The request -
Each entry below must be repeated exactly, with pictures left out.

Record set -
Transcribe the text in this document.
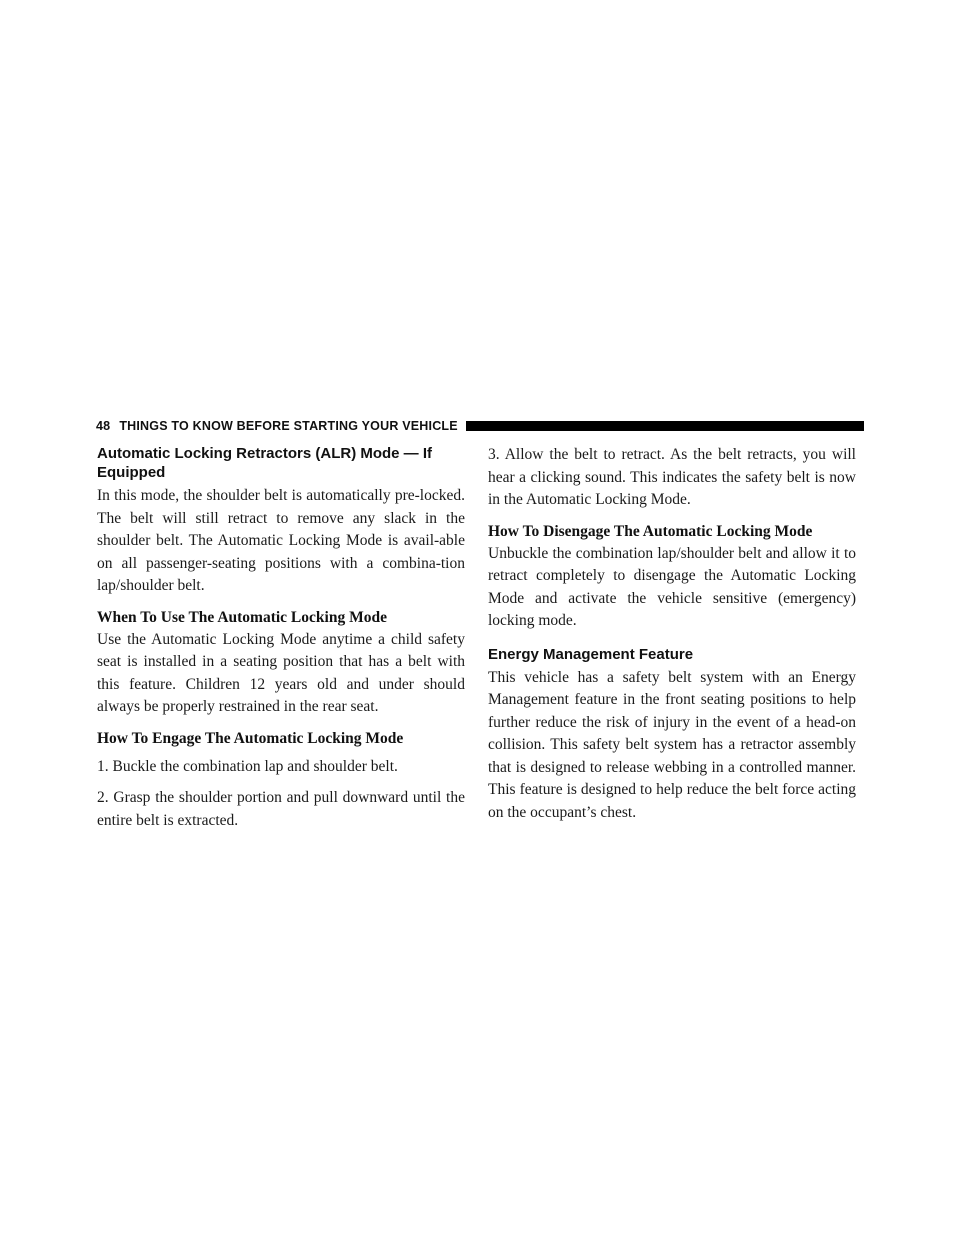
48 THINGS TO KNOW BEFORE STARTING YOUR VEHICLE
Automatic Locking Retractors (ALR) Mode — If Equipped

In this mode, the shoulder belt is automatically pre-locked. The belt will still retract to remove any slack in the shoulder belt. The Automatic Locking Mode is avail-able on all passenger-seating positions with a combina-tion lap/shoulder belt.

When To Use The Automatic Locking Mode

Use the Automatic Locking Mode anytime a child safety seat is installed in a seating position that has a belt with this feature. Children 12 years old and under should always be properly restrained in the rear seat.

How To Engage The Automatic Locking Mode

1. Buckle the combination lap and shoulder belt.

2. Grasp the shoulder portion and pull downward until the entire belt is extracted.

3. Allow the belt to retract. As the belt retracts, you will hear a clicking sound. This indicates the safety belt is now in the Automatic Locking Mode.

How To Disengage The Automatic Locking Mode

Unbuckle the combination lap/shoulder belt and allow it to retract completely to disengage the Automatic Locking Mode and activate the vehicle sensitive (emergency) locking mode.

Energy Management Feature

This vehicle has a safety belt system with an Energy Management feature in the front seating positions to help further reduce the risk of injury in the event of a head-on collision. This safety belt system has a retractor assembly that is designed to release webbing in a controlled manner. This feature is designed to help reduce the belt force acting on the occupant’s chest.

Task answer -
Transcribe the text in this document.
48 THINGS TO KNOW BEFORE STARTING YOUR VEHICLE
Automatic Locking Retractors (ALR) Mode — If Equipped

In this mode, the shoulder belt is automatically pre-locked. The belt will still retract to remove any slack in the shoulder belt. The Automatic Locking Mode is avail-able on all passenger-seating positions with a combina-tion lap/shoulder belt.

When To Use The Automatic Locking Mode

Use the Automatic Locking Mode anytime a child safety seat is installed in a seating position that has a belt with this feature. Children 12 years old and under should always be properly restrained in the rear seat.

How To Engage The Automatic Locking Mode

1. Buckle the combination lap and shoulder belt.

2. Grasp the shoulder portion and pull downward until the entire belt is extracted.

3. Allow the belt to retract. As the belt retracts, you will hear a clicking sound. This indicates the safety belt is now in the Automatic Locking Mode.

How To Disengage The Automatic Locking Mode

Unbuckle the combination lap/shoulder belt and allow it to retract completely to disengage the Automatic Locking Mode and activate the vehicle sensitive (emergency) locking mode.

Energy Management Feature

This vehicle has a safety belt system with an Energy Management feature in the front seating positions to help further reduce the risk of injury in the event of a head-on collision. This safety belt system has a retractor assembly that is designed to release webbing in a controlled manner. This feature is designed to help reduce the belt force acting on the occupant’s chest.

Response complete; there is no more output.